[Data listing]
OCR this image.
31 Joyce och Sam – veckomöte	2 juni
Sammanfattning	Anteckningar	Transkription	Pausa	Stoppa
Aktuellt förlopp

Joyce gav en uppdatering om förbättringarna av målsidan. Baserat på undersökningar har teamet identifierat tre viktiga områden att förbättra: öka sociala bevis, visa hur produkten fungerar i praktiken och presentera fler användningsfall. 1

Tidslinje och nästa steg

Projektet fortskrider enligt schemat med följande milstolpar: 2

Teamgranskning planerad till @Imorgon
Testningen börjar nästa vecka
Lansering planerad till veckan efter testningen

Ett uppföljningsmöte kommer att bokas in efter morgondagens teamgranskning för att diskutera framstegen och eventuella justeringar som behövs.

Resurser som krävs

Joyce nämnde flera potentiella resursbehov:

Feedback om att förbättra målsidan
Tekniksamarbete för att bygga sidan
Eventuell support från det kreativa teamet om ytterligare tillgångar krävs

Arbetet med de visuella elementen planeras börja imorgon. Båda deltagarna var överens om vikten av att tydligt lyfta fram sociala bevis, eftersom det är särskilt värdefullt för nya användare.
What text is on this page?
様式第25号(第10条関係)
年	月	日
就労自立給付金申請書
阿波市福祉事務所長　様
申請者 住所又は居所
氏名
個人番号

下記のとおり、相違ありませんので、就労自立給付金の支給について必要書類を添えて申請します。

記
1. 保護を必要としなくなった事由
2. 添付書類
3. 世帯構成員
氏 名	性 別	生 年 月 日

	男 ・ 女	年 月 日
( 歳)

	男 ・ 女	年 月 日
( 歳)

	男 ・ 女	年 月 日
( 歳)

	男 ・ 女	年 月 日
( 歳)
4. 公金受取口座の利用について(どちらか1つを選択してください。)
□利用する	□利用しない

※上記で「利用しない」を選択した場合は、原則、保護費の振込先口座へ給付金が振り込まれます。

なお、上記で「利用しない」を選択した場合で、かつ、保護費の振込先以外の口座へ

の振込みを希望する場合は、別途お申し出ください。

**What you should do**:
Give the data again, exactly as it stands.

**Answer in full**:
OCR this image.
31 Joyce och Sam – veckomöte	2 juni
Sammanfattning	Anteckningar	Transkription	Pausa	Stoppa
Aktuellt förlopp

Joyce gav en uppdatering om förbättringarna av målsidan. Baserat på undersökningar har teamet identifierat tre viktiga områden att förbättra: öka sociala bevis, visa hur produkten fungerar i praktiken och presentera fler användningsfall. 1

Tidslinje och nästa steg

Projektet fortskrider enligt schemat med följande milstolpar: 2

Teamgranskning planerad till @Imorgon
Testningen börjar nästa vecka
Lansering planerad till veckan efter testningen

Ett uppföljningsmöte kommer att bokas in efter morgondagens teamgranskning för att diskutera framstegen och eventuella justeringar som behövs.

Resurser som krävs

Joyce nämnde flera potentiella resursbehov:

Feedback om att förbättra målsidan
Tekniksamarbete för att bygga sidan
Eventuell support från det kreativa teamet om ytterligare tillgångar krävs

Arbetet med de visuella elementen planeras börja imorgon. Båda deltagarna var överens om vikten av att tydligt lyfta fram sociala bevis, eftersom det är särskilt värdefullt för nya användare.
What text is on this page?
様式第25号(第10条関係)
年	月	日
就労自立給付金申請書
阿波市福祉事務所長　様
申請者 住所又は居所
氏名
個人番号

下記のとおり、相違ありませんので、就労自立給付金の支給について必要書類を添えて申請します。

記
1. 保護を必要としなくなった事由
2. 添付書類
3. 世帯構成員
氏 名	性 別	生 年 月 日

	男 ・ 女	年 月 日
( 歳)

	男 ・ 女	年 月 日
( 歳)

	男 ・ 女	年 月 日
( 歳)

	男 ・ 女	年 月 日
( 歳)
4. 公金受取口座の利用について(どちらか1つを選択してください。)
□利用する	□利用しない

※上記で「利用しない」を選択した場合は、原則、保護費の振込先口座へ給付金が振り込まれます。

なお、上記で「利用しない」を選択した場合で、かつ、保護費の振込先以外の口座へ

の振込みを希望する場合は、別途お申し出ください。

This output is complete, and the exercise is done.